● **AIM OF THE TASK**:
Images do not belong in the copy. Retype all the entries below exactly.

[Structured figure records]
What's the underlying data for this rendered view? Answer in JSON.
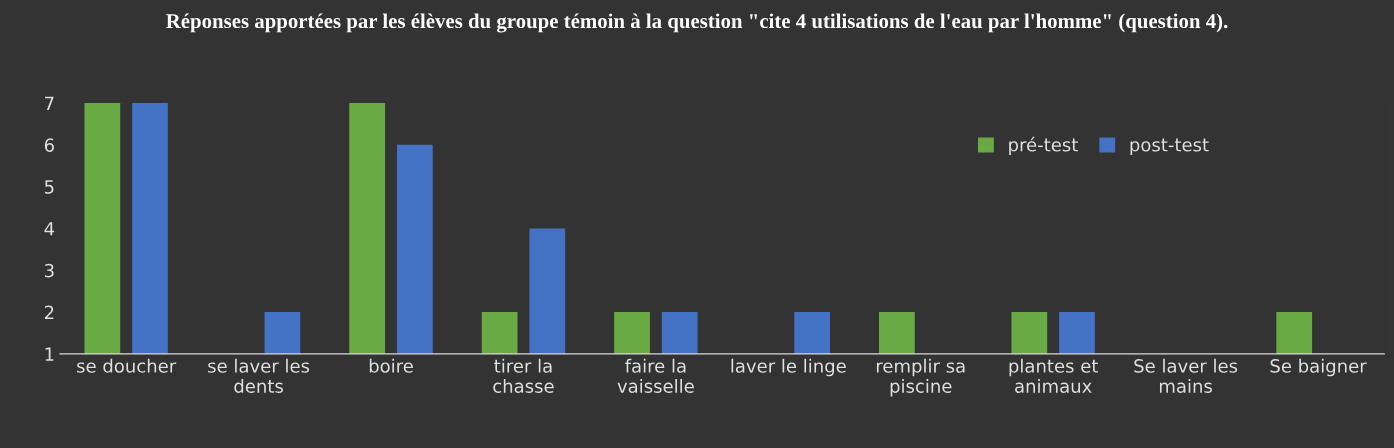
{
  "chart_data": {
    "type": "bar",
    "title": "Réponses apportées par les élèves du groupe témoin à la question \"cite 4 utilisations de l'eau par l'homme\" (question 4).",
    "categories": [
      "se doucher",
      "se laver les\ndents",
      "boire",
      "tirer la\nchasse",
      "faire la\nvaisselle",
      "laver le linge",
      "remplir sa\npiscine",
      "plantes et\nanimaux",
      "Se laver les\nmains",
      "Se baigner"
    ],
    "series": [
      {
        "name": "pré-test",
        "color": "#6aaa45",
        "values": [
          7,
          null,
          7,
          2,
          2,
          null,
          2,
          2,
          null,
          2
        ]
      },
      {
        "name": "post-test",
        "color": "#4472c4",
        "values": [
          7,
          2,
          6,
          4,
          2,
          2,
          null,
          2,
          null,
          null
        ]
      }
    ],
    "ylim": [
      1,
      7
    ],
    "yticks": [
      1,
      2,
      3,
      4,
      5,
      6,
      7
    ],
    "grid": false,
    "legend": "top right"
  }
}
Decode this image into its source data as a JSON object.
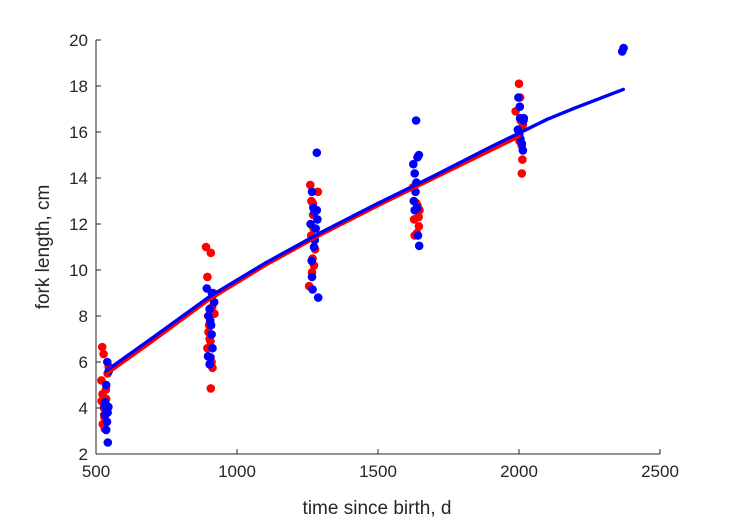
{
  "chart_data": {
    "type": "scatter",
    "title": "",
    "xlabel": "time since birth, d",
    "ylabel": "fork length, cm",
    "xlim": [
      500,
      2500
    ],
    "ylim": [
      2,
      20
    ],
    "xticks": [
      500,
      1000,
      1500,
      2000,
      2500
    ],
    "yticks": [
      2,
      4,
      6,
      8,
      10,
      12,
      14,
      16,
      18,
      20
    ],
    "grid": false,
    "legend": "none",
    "colors": {
      "red": "#ff0000",
      "blue": "#0000ff"
    },
    "series": [
      {
        "color": "#ff0000",
        "kind": "points",
        "points": [
          [
            522,
            6.65
          ],
          [
            527,
            6.35
          ],
          [
            519,
            5.2
          ],
          [
            523,
            4.6
          ],
          [
            528,
            4.0
          ],
          [
            524,
            3.3
          ],
          [
            530,
            3.6
          ],
          [
            533,
            3.9
          ],
          [
            536,
            4.4
          ],
          [
            531,
            3.1
          ],
          [
            541,
            5.5
          ],
          [
            545,
            5.8
          ],
          [
            535,
            4.8
          ],
          [
            520,
            4.3
          ],
          [
            529,
            3.7
          ],
          [
            890,
            11.0
          ],
          [
            907,
            10.75
          ],
          [
            895,
            9.7
          ],
          [
            898,
            8.0
          ],
          [
            901,
            7.6
          ],
          [
            903,
            7.0
          ],
          [
            906,
            6.9
          ],
          [
            910,
            6.0
          ],
          [
            913,
            5.75
          ],
          [
            907,
            4.85
          ],
          [
            916,
            9.0
          ],
          [
            920,
            8.1
          ],
          [
            899,
            7.3
          ],
          [
            912,
            8.4
          ],
          [
            895,
            6.6
          ],
          [
            1260,
            13.7
          ],
          [
            1287,
            13.4
          ],
          [
            1264,
            13.0
          ],
          [
            1256,
            9.3
          ],
          [
            1273,
            10.2
          ],
          [
            1268,
            10.5
          ],
          [
            1266,
            9.9
          ],
          [
            1272,
            11.8
          ],
          [
            1270,
            12.4
          ],
          [
            1263,
            11.5
          ],
          [
            1277,
            10.9
          ],
          [
            1269,
            12.9
          ],
          [
            1625,
            13.6
          ],
          [
            1633,
            12.6
          ],
          [
            1640,
            12.8
          ],
          [
            1644,
            12.3
          ],
          [
            1630,
            11.5
          ],
          [
            1645,
            11.9
          ],
          [
            1636,
            12.9
          ],
          [
            1647,
            12.6
          ],
          [
            1628,
            12.2
          ],
          [
            1638,
            11.6
          ],
          [
            2000,
            18.1
          ],
          [
            1988,
            16.9
          ],
          [
            2006,
            16.5
          ],
          [
            2004,
            17.5
          ],
          [
            2002,
            15.6
          ],
          [
            2010,
            15.4
          ],
          [
            2012,
            14.8
          ],
          [
            2010,
            14.2
          ],
          [
            1998,
            15.8
          ],
          [
            2014,
            16.3
          ]
        ]
      },
      {
        "color": "#0000ff",
        "kind": "points",
        "points": [
          [
            540,
            6.0
          ],
          [
            536,
            5.0
          ],
          [
            533,
            4.25
          ],
          [
            537,
            4.0
          ],
          [
            541,
            3.8
          ],
          [
            539,
            3.4
          ],
          [
            536,
            3.05
          ],
          [
            542,
            2.5
          ],
          [
            530,
            4.1
          ],
          [
            544,
            4.05
          ],
          [
            532,
            3.7
          ],
          [
            538,
            3.95
          ],
          [
            545,
            5.6
          ],
          [
            893,
            9.2
          ],
          [
            903,
            8.3
          ],
          [
            899,
            8.0
          ],
          [
            905,
            7.8
          ],
          [
            908,
            7.6
          ],
          [
            910,
            7.2
          ],
          [
            913,
            6.6
          ],
          [
            906,
            6.2
          ],
          [
            903,
            5.9
          ],
          [
            913,
            8.9
          ],
          [
            919,
            8.6
          ],
          [
            911,
            9.0
          ],
          [
            897,
            6.25
          ],
          [
            1283,
            15.1
          ],
          [
            1275,
            12.5
          ],
          [
            1266,
            13.4
          ],
          [
            1271,
            12.7
          ],
          [
            1283,
            12.6
          ],
          [
            1285,
            12.2
          ],
          [
            1279,
            11.8
          ],
          [
            1276,
            11.3
          ],
          [
            1273,
            11.0
          ],
          [
            1265,
            10.4
          ],
          [
            1266,
            9.7
          ],
          [
            1268,
            9.15
          ],
          [
            1288,
            8.8
          ],
          [
            1261,
            12.0
          ],
          [
            1635,
            16.5
          ],
          [
            1625,
            14.6
          ],
          [
            1640,
            14.9
          ],
          [
            1645,
            15.0
          ],
          [
            1630,
            14.2
          ],
          [
            1636,
            13.8
          ],
          [
            1633,
            13.4
          ],
          [
            1639,
            12.7
          ],
          [
            1630,
            12.6
          ],
          [
            1642,
            11.5
          ],
          [
            1646,
            11.05
          ],
          [
            1627,
            13.0
          ],
          [
            1998,
            17.5
          ],
          [
            2003,
            17.1
          ],
          [
            2004,
            16.6
          ],
          [
            2017,
            16.6
          ],
          [
            2016,
            16.5
          ],
          [
            1996,
            16.1
          ],
          [
            2001,
            15.9
          ],
          [
            2005,
            15.7
          ],
          [
            2010,
            15.5
          ],
          [
            2014,
            15.2
          ],
          [
            2366,
            19.5
          ],
          [
            2371,
            19.65
          ]
        ]
      },
      {
        "color": "#ff0000",
        "kind": "line",
        "points": [
          [
            540,
            5.5
          ],
          [
            700,
            6.9
          ],
          [
            900,
            8.7
          ],
          [
            1100,
            10.2
          ],
          [
            1300,
            11.55
          ],
          [
            1500,
            12.8
          ],
          [
            1700,
            14.0
          ],
          [
            1900,
            15.2
          ],
          [
            2000,
            15.8
          ]
        ]
      },
      {
        "color": "#0000ff",
        "kind": "line",
        "points": [
          [
            540,
            5.65
          ],
          [
            700,
            7.05
          ],
          [
            900,
            8.82
          ],
          [
            1100,
            10.3
          ],
          [
            1300,
            11.65
          ],
          [
            1500,
            12.9
          ],
          [
            1700,
            14.1
          ],
          [
            1900,
            15.35
          ],
          [
            2000,
            15.95
          ],
          [
            2100,
            16.55
          ],
          [
            2200,
            17.05
          ],
          [
            2370,
            17.85
          ]
        ]
      }
    ]
  }
}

● **ANSWER TO THE PROBLEM**:
What's the underlying data for this rendered view? Answer in JSON.
{
  "chart_data": {
    "type": "bar",
    "title": "Réponses apportées par les élèves du groupe témoin à la question \"cite 4 utilisations de l'eau par l'homme\" (question 4).",
    "categories": [
      "se doucher",
      "se laver les\ndents",
      "boire",
      "tirer la\nchasse",
      "faire la\nvaisselle",
      "laver le linge",
      "remplir sa\npiscine",
      "plantes et\nanimaux",
      "Se laver les\nmains",
      "Se baigner"
    ],
    "series": [
      {
        "name": "pré-test",
        "color": "#6aaa45",
        "values": [
          7,
          null,
          7,
          2,
          2,
          null,
          2,
          2,
          null,
          2
        ]
      },
      {
        "name": "post-test",
        "color": "#4472c4",
        "values": [
          7,
          2,
          6,
          4,
          2,
          2,
          null,
          2,
          null,
          null
        ]
      }
    ],
    "ylim": [
      1,
      7
    ],
    "yticks": [
      1,
      2,
      3,
      4,
      5,
      6,
      7
    ],
    "grid": false,
    "legend": "top right"
  }
}
Decode this image into its source data as a JSON object.
{
  "chart_data": {
    "type": "scatter",
    "title": "",
    "xlabel": "time since birth, d",
    "ylabel": "fork length, cm",
    "xlim": [
      500,
      2500
    ],
    "ylim": [
      2,
      20
    ],
    "xticks": [
      500,
      1000,
      1500,
      2000,
      2500
    ],
    "yticks": [
      2,
      4,
      6,
      8,
      10,
      12,
      14,
      16,
      18,
      20
    ],
    "grid": false,
    "legend": "none",
    "colors": {
      "red": "#ff0000",
      "blue": "#0000ff"
    },
    "series": [
      {
        "color": "#ff0000",
        "kind": "points",
        "points": [
          [
            522,
            6.65
          ],
          [
            527,
            6.35
          ],
          [
            519,
            5.2
          ],
          [
            523,
            4.6
          ],
          [
            528,
            4.0
          ],
          [
            524,
            3.3
          ],
          [
            530,
            3.6
          ],
          [
            533,
            3.9
          ],
          [
            536,
            4.4
          ],
          [
            531,
            3.1
          ],
          [
            541,
            5.5
          ],
          [
            545,
            5.8
          ],
          [
            535,
            4.8
          ],
          [
            520,
            4.3
          ],
          [
            529,
            3.7
          ],
          [
            890,
            11.0
          ],
          [
            907,
            10.75
          ],
          [
            895,
            9.7
          ],
          [
            898,
            8.0
          ],
          [
            901,
            7.6
          ],
          [
            903,
            7.0
          ],
          [
            906,
            6.9
          ],
          [
            910,
            6.0
          ],
          [
            913,
            5.75
          ],
          [
            907,
            4.85
          ],
          [
            916,
            9.0
          ],
          [
            920,
            8.1
          ],
          [
            899,
            7.3
          ],
          [
            912,
            8.4
          ],
          [
            895,
            6.6
          ],
          [
            1260,
            13.7
          ],
          [
            1287,
            13.4
          ],
          [
            1264,
            13.0
          ],
          [
            1256,
            9.3
          ],
          [
            1273,
            10.2
          ],
          [
            1268,
            10.5
          ],
          [
            1266,
            9.9
          ],
          [
            1272,
            11.8
          ],
          [
            1270,
            12.4
          ],
          [
            1263,
            11.5
          ],
          [
            1277,
            10.9
          ],
          [
            1269,
            12.9
          ],
          [
            1625,
            13.6
          ],
          [
            1633,
            12.6
          ],
          [
            1640,
            12.8
          ],
          [
            1644,
            12.3
          ],
          [
            1630,
            11.5
          ],
          [
            1645,
            11.9
          ],
          [
            1636,
            12.9
          ],
          [
            1647,
            12.6
          ],
          [
            1628,
            12.2
          ],
          [
            1638,
            11.6
          ],
          [
            2000,
            18.1
          ],
          [
            1988,
            16.9
          ],
          [
            2006,
            16.5
          ],
          [
            2004,
            17.5
          ],
          [
            2002,
            15.6
          ],
          [
            2010,
            15.4
          ],
          [
            2012,
            14.8
          ],
          [
            2010,
            14.2
          ],
          [
            1998,
            15.8
          ],
          [
            2014,
            16.3
          ]
        ]
      },
      {
        "color": "#0000ff",
        "kind": "points",
        "points": [
          [
            540,
            6.0
          ],
          [
            536,
            5.0
          ],
          [
            533,
            4.25
          ],
          [
            537,
            4.0
          ],
          [
            541,
            3.8
          ],
          [
            539,
            3.4
          ],
          [
            536,
            3.05
          ],
          [
            542,
            2.5
          ],
          [
            530,
            4.1
          ],
          [
            544,
            4.05
          ],
          [
            532,
            3.7
          ],
          [
            538,
            3.95
          ],
          [
            545,
            5.6
          ],
          [
            893,
            9.2
          ],
          [
            903,
            8.3
          ],
          [
            899,
            8.0
          ],
          [
            905,
            7.8
          ],
          [
            908,
            7.6
          ],
          [
            910,
            7.2
          ],
          [
            913,
            6.6
          ],
          [
            906,
            6.2
          ],
          [
            903,
            5.9
          ],
          [
            913,
            8.9
          ],
          [
            919,
            8.6
          ],
          [
            911,
            9.0
          ],
          [
            897,
            6.25
          ],
          [
            1283,
            15.1
          ],
          [
            1275,
            12.5
          ],
          [
            1266,
            13.4
          ],
          [
            1271,
            12.7
          ],
          [
            1283,
            12.6
          ],
          [
            1285,
            12.2
          ],
          [
            1279,
            11.8
          ],
          [
            1276,
            11.3
          ],
          [
            1273,
            11.0
          ],
          [
            1265,
            10.4
          ],
          [
            1266,
            9.7
          ],
          [
            1268,
            9.15
          ],
          [
            1288,
            8.8
          ],
          [
            1261,
            12.0
          ],
          [
            1635,
            16.5
          ],
          [
            1625,
            14.6
          ],
          [
            1640,
            14.9
          ],
          [
            1645,
            15.0
          ],
          [
            1630,
            14.2
          ],
          [
            1636,
            13.8
          ],
          [
            1633,
            13.4
          ],
          [
            1639,
            12.7
          ],
          [
            1630,
            12.6
          ],
          [
            1642,
            11.5
          ],
          [
            1646,
            11.05
          ],
          [
            1627,
            13.0
          ],
          [
            1998,
            17.5
          ],
          [
            2003,
            17.1
          ],
          [
            2004,
            16.6
          ],
          [
            2017,
            16.6
          ],
          [
            2016,
            16.5
          ],
          [
            1996,
            16.1
          ],
          [
            2001,
            15.9
          ],
          [
            2005,
            15.7
          ],
          [
            2010,
            15.5
          ],
          [
            2014,
            15.2
          ],
          [
            2366,
            19.5
          ],
          [
            2371,
            19.65
          ]
        ]
      },
      {
        "color": "#ff0000",
        "kind": "line",
        "points": [
          [
            540,
            5.5
          ],
          [
            700,
            6.9
          ],
          [
            900,
            8.7
          ],
          [
            1100,
            10.2
          ],
          [
            1300,
            11.55
          ],
          [
            1500,
            12.8
          ],
          [
            1700,
            14.0
          ],
          [
            1900,
            15.2
          ],
          [
            2000,
            15.8
          ]
        ]
      },
      {
        "color": "#0000ff",
        "kind": "line",
        "points": [
          [
            540,
            5.65
          ],
          [
            700,
            7.05
          ],
          [
            900,
            8.82
          ],
          [
            1100,
            10.3
          ],
          [
            1300,
            11.65
          ],
          [
            1500,
            12.9
          ],
          [
            1700,
            14.1
          ],
          [
            1900,
            15.35
          ],
          [
            2000,
            15.95
          ],
          [
            2100,
            16.55
          ],
          [
            2200,
            17.05
          ],
          [
            2370,
            17.85
          ]
        ]
      }
    ]
  }
}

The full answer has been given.